'''

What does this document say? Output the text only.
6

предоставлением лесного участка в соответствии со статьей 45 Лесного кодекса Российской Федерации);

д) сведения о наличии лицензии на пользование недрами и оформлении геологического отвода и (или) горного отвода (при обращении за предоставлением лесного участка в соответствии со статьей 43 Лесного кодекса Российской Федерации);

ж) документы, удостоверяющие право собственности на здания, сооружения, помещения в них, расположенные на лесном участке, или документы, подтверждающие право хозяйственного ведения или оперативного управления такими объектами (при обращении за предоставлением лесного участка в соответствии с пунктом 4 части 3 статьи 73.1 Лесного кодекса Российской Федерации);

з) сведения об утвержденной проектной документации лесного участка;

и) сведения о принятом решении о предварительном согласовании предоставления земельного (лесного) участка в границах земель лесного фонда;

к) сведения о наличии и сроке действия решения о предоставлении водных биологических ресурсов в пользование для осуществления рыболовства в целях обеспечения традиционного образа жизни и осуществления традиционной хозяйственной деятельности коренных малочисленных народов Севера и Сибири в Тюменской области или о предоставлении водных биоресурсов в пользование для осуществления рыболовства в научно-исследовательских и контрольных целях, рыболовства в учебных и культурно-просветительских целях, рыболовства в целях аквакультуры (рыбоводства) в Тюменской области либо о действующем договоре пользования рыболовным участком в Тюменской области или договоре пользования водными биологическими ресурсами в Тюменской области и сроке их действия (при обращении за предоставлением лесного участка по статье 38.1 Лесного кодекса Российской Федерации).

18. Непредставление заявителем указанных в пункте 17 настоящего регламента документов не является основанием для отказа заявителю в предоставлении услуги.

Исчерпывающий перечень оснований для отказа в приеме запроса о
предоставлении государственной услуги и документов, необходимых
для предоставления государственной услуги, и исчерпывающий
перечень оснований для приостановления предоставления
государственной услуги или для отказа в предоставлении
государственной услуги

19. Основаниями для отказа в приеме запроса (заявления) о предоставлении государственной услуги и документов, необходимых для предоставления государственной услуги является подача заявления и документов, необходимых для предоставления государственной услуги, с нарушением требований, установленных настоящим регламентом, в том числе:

'''

REQUIREMENTS: Pick out all lines containing the string "перечень".

RESULT OF THE TASK:
Исчерпывающий перечень оснований для отказа в приеме запроса о
перечень оснований для приостановления предоставления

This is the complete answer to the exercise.